:: EXERCISE INPUTS
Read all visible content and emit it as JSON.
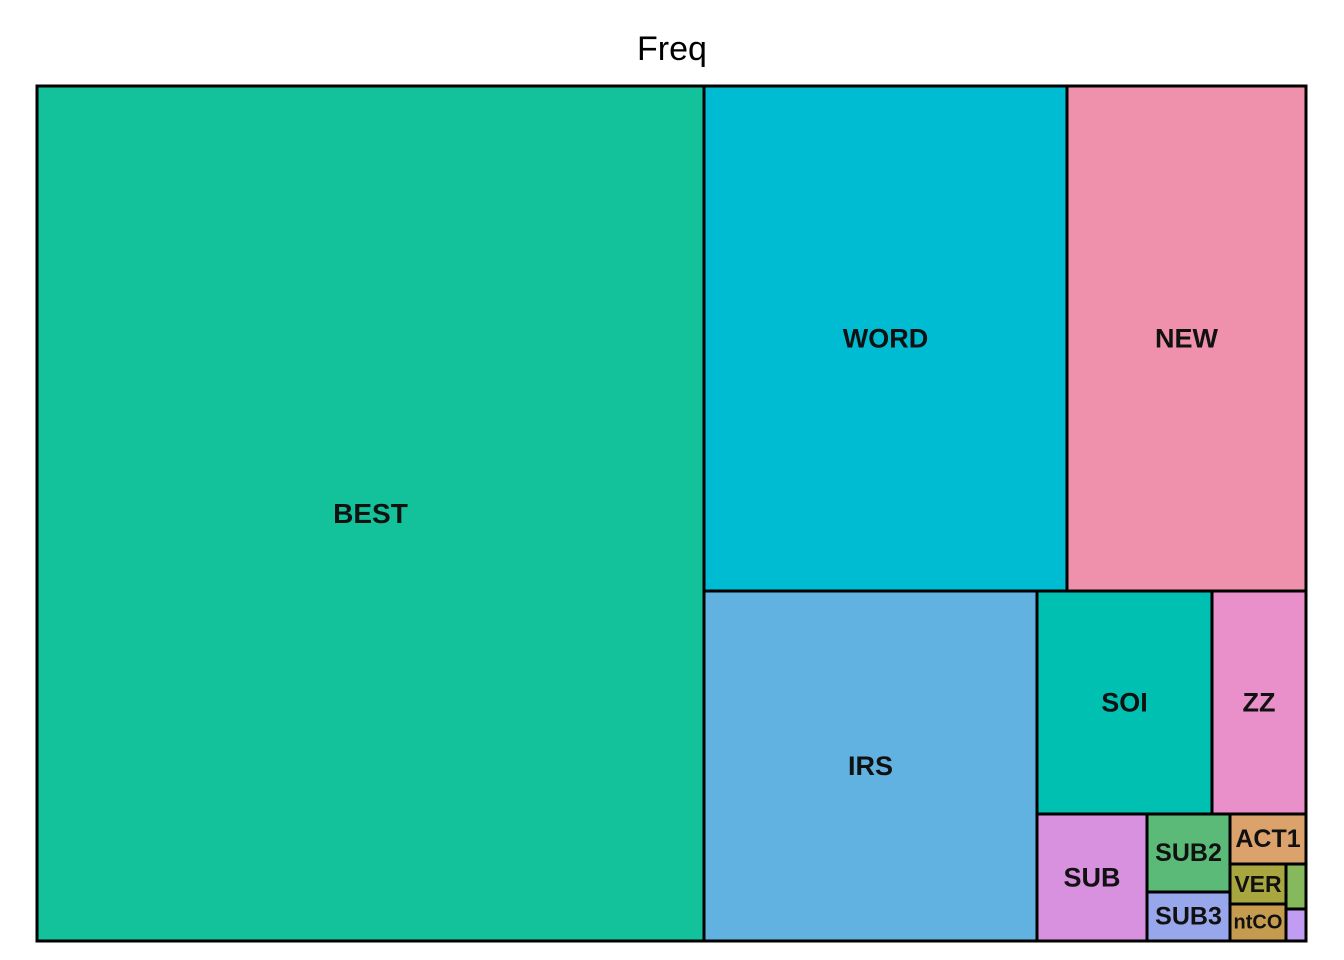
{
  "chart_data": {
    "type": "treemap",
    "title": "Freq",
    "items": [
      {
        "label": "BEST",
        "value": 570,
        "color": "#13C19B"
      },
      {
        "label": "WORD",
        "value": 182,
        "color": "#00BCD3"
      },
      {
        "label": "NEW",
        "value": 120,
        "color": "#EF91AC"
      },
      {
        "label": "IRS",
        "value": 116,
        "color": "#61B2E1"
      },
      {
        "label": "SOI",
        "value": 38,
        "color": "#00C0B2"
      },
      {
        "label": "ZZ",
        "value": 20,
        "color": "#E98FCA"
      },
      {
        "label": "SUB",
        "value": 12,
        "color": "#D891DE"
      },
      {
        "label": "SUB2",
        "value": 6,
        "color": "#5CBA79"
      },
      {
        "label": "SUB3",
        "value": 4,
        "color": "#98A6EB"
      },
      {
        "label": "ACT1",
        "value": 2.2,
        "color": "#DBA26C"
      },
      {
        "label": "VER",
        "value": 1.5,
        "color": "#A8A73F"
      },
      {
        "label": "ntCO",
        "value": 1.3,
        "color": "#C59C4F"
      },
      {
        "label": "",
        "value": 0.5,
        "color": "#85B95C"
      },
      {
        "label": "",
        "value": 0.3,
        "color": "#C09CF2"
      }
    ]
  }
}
::::
GIVEN PROBLEM => Each line of the data is to be duplicated exactly; pictures stay out of the copy.

OUTPUT FOR THIS TASK =>
Read all visible content and emit it as JSON.
{
  "chart_data": {
    "type": "treemap",
    "title": "Freq",
    "items": [
      {
        "label": "BEST",
        "value": 570,
        "color": "#13C19B"
      },
      {
        "label": "WORD",
        "value": 182,
        "color": "#00BCD3"
      },
      {
        "label": "NEW",
        "value": 120,
        "color": "#EF91AC"
      },
      {
        "label": "IRS",
        "value": 116,
        "color": "#61B2E1"
      },
      {
        "label": "SOI",
        "value": 38,
        "color": "#00C0B2"
      },
      {
        "label": "ZZ",
        "value": 20,
        "color": "#E98FCA"
      },
      {
        "label": "SUB",
        "value": 12,
        "color": "#D891DE"
      },
      {
        "label": "SUB2",
        "value": 6,
        "color": "#5CBA79"
      },
      {
        "label": "SUB3",
        "value": 4,
        "color": "#98A6EB"
      },
      {
        "label": "ACT1",
        "value": 2.2,
        "color": "#DBA26C"
      },
      {
        "label": "VER",
        "value": 1.5,
        "color": "#A8A73F"
      },
      {
        "label": "ntCO",
        "value": 1.3,
        "color": "#C59C4F"
      },
      {
        "label": "",
        "value": 0.5,
        "color": "#85B95C"
      },
      {
        "label": "",
        "value": 0.3,
        "color": "#C09CF2"
      }
    ]
  }
}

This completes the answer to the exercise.